━━━ TEXT SECTION

      Did you use a graphics debugger to check the timings? Might help identify the bottleneck.

      1. Hi, thanks for the fast reply

        The plan for tonight is to check with a graphics debugger and see, but I when I remove the recursive recalculations it runs very smooth, which should mean, if Im correct that the mapping and unmapping isn’t the issue and that the recalculations is. I haven’t implementet the CDLOD yet, I’m taking it step by step since I’m learning c++ at the same time. It’s part of the plan in the end, might look into that sooner then I thought 🙂 I’m also not back culling right now but thats more cause I thought my CPU could handle 15000 vertices without issues which doesn’t seem to be the case.

        I haven’t implemented a patch system, which from my understanding is several vertexbuffers instead of one big, and you decide which ones to send to the GPU instead of sending them in one big buffer correct?

        Thanks in advance
        Johan

        1. I think actually if you are using simple recursion for the planet then there is no point in using a graphics debugger, because your bottleneck is probably not the GPU but the CPU.

          Think about it, your CPU basically has to generate 15000 vertices and their higher subdivisions every time you move the camera, and for each of those there are about 50 lines of code (horrible measure but I couldn’t bother counting the instructions accurately, it proves the point). After that it still needs to actually upload all those triangles to the GPU, and then render them. I don’t think you will ever get good performance that way, you will need to implement some optimisation for terrain rendering eventually (I didn’t have good performance on a dedicated GPU either until I did this).

          Back-culling will be a good first step I suspect, because if you’re already frustum culling I suspect more than half of the triangles will be in the back and therefore invisible.

          The patch system is part of CDLOD, think of it as instead of rendering individual triangles you render instances of large triangle patches which have subtriangles, which are morphed into the correct shape by the GPU.
          These patches are basically pre-subdivided triangles which you generate once and then never have to calculate again.

          For example if your camera angle dictated that you need around 200.000 triangles on the screen in order to make the terrain look good, if you had to generate all of those every frame on the CPU your computer would crash and burn. But you could have patches which are subdivided 5 times, which means every patch contains 4^5 (1024) triangles. This means your CPU would only need to calculate the positions of 200 patches, and leave the rest of the calculations for morphing those patches into the correct shape to the GPU.

━━━━━━

## ACTIVITY LIST
1. Answer the following from the terrain-rendering discussion:
(a) How many vertices did the first writer expect the CPU to handle without issues?
(b) What does the reply suggest as a good first step?
(c) How many triangles does a patch contain when it is subdivided 5 times?
2. Repeat, word for word, the stretch of the terrain-rendering discussion from "1. Hi, thanks" through "be the case.".

━━━ GIVEN RECORDS

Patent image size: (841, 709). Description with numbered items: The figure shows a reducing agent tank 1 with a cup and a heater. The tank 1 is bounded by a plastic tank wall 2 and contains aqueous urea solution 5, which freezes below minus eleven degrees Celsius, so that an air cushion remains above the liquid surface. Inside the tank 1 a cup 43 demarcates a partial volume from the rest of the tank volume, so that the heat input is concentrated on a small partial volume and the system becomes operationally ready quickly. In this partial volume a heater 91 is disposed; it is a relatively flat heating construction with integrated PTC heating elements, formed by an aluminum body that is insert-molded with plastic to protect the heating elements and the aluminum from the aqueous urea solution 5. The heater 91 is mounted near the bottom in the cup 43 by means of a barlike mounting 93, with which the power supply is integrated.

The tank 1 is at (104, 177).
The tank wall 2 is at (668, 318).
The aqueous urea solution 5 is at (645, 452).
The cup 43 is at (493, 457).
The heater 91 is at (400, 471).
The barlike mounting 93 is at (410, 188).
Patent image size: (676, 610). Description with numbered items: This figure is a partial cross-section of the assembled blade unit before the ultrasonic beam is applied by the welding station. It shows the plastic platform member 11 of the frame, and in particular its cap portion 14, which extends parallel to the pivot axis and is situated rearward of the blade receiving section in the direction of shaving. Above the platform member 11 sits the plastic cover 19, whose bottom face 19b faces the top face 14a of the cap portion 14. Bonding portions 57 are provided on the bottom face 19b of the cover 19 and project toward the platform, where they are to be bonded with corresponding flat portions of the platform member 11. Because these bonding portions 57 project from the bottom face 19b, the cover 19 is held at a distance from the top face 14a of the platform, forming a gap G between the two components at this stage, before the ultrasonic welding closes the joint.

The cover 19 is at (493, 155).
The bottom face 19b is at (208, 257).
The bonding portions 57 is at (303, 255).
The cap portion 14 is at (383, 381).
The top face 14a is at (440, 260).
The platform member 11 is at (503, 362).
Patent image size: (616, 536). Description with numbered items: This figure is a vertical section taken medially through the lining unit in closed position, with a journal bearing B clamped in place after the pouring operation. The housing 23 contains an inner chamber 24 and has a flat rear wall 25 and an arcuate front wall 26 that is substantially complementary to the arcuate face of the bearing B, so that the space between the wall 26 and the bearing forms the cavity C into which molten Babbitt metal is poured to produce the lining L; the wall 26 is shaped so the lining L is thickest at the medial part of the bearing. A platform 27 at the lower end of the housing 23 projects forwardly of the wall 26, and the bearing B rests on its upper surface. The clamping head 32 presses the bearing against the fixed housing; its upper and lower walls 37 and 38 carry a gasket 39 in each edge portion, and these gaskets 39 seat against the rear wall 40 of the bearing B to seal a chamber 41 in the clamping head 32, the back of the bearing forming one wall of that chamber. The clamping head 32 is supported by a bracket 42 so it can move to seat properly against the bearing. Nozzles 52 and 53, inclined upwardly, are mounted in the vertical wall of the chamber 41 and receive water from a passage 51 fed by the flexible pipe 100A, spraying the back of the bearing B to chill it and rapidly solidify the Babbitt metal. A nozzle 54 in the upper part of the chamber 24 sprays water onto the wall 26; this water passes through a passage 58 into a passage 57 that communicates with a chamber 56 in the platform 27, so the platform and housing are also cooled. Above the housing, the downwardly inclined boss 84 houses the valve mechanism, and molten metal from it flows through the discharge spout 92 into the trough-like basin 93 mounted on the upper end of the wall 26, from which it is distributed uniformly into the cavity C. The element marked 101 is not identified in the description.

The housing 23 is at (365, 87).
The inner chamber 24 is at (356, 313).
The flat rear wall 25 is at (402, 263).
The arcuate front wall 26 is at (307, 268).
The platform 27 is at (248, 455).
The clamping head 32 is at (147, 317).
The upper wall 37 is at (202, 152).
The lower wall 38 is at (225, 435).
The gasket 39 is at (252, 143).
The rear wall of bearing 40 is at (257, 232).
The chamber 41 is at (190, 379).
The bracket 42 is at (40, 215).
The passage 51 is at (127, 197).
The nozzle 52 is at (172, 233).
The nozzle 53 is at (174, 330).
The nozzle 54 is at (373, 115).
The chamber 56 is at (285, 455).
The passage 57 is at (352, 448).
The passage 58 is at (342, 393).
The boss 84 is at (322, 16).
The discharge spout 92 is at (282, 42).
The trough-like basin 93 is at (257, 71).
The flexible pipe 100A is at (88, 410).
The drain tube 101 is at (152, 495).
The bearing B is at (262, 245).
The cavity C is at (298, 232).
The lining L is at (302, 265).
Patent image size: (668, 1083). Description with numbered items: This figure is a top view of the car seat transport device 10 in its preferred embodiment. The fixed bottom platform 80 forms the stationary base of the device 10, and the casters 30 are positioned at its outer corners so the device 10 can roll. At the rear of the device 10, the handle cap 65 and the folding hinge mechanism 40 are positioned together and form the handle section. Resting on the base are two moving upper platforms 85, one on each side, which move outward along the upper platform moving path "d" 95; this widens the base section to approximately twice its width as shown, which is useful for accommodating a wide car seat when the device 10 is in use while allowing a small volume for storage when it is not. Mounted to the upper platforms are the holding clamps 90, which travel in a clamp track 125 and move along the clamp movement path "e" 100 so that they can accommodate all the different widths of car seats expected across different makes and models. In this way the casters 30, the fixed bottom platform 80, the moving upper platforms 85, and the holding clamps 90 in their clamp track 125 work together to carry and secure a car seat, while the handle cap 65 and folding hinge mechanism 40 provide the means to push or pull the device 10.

━━━━━━

## SOLUTIONS
1.
(a) 15000 vertices.
(b) Back-culling.
(c) 1024 triangles (4^5).

2.
1. Hi, thanks for the fast reply

        The plan for tonight is to check with a graphics debugger and see, but I when I remove the recursive recalculations it runs very smooth, which should mean, if Im correct that the mapping and unmapping isn’t the issue and that the recalculations is. I haven’t implementet the CDLOD yet, I’m taking it step by step since I’m learning c++ at the same time. It’s part of the plan in the end, might look into that sooner then I thought 🙂 I’m also not back culling right now but thats more cause I thought my CPU could handle 15000 vertices without issues which doesn’t seem to be the case.